# [STATED GOAL]
Exclude the pictures and retype the entries as written.

(Some records)
— Begin —

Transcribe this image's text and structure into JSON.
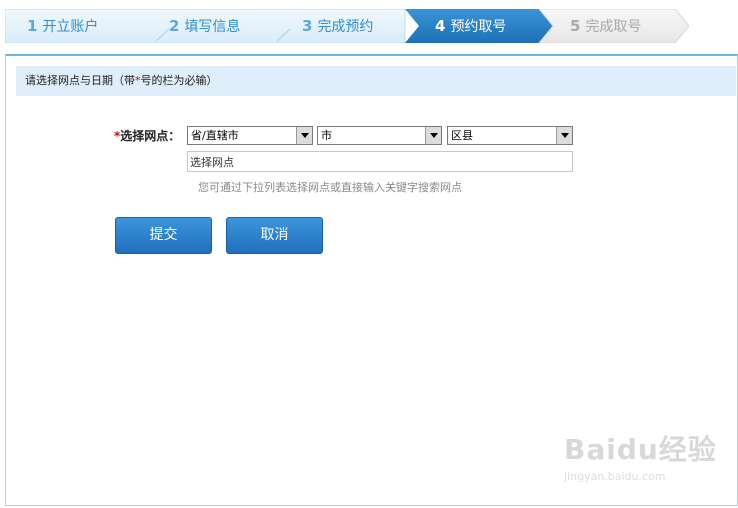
{
  "steps": [
    {
      "num": "1",
      "label": "开立账户"
    },
    {
      "num": "2",
      "label": "填写信息"
    },
    {
      "num": "3",
      "label": "完成预约"
    },
    {
      "num": "4",
      "label": "预约取号"
    },
    {
      "num": "5",
      "label": "完成取号"
    }
  ],
  "notice": {
    "before": "请选择网点与日期（带",
    "star": "*",
    "after": "号的栏为必输）"
  },
  "form": {
    "star": "*",
    "label": "选择网点：",
    "province": "省/直辖市",
    "city": "市",
    "district": "区县",
    "search_value": "选择网点",
    "hint": "您可通过下拉列表选择网点或直接输入关键字搜索网点"
  },
  "buttons": {
    "submit": "提交",
    "cancel": "取消"
  },
  "watermark": {
    "logo": "Baidu经验",
    "url": "jingyan.baidu.com"
  },
  "colors": {
    "accent": "#2b86c9",
    "done_text": "#2f8fcf",
    "todo_text": "#a9a9a9",
    "required": "#e00000"
  }
}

— End —

# [RESULT OF THE EXERCISE]
Transcribe this image's text and structure into JSON.
{
  "steps": [
    {
      "num": "1",
      "label": "开立账户"
    },
    {
      "num": "2",
      "label": "填写信息"
    },
    {
      "num": "3",
      "label": "完成预约"
    },
    {
      "num": "4",
      "label": "预约取号"
    },
    {
      "num": "5",
      "label": "完成取号"
    }
  ],
  "notice": {
    "before": "请选择网点与日期（带",
    "star": "*",
    "after": "号的栏为必输）"
  },
  "form": {
    "star": "*",
    "label": "选择网点：",
    "province": "省/直辖市",
    "city": "市",
    "district": "区县",
    "search_value": "选择网点",
    "hint": "您可通过下拉列表选择网点或直接输入关键字搜索网点"
  },
  "buttons": {
    "submit": "提交",
    "cancel": "取消"
  },
  "watermark": {
    "logo": "Baidu经验",
    "url": "jingyan.baidu.com"
  },
  "colors": {
    "accent": "#2b86c9",
    "done_text": "#2f8fcf",
    "todo_text": "#a9a9a9",
    "required": "#e00000"
  }
}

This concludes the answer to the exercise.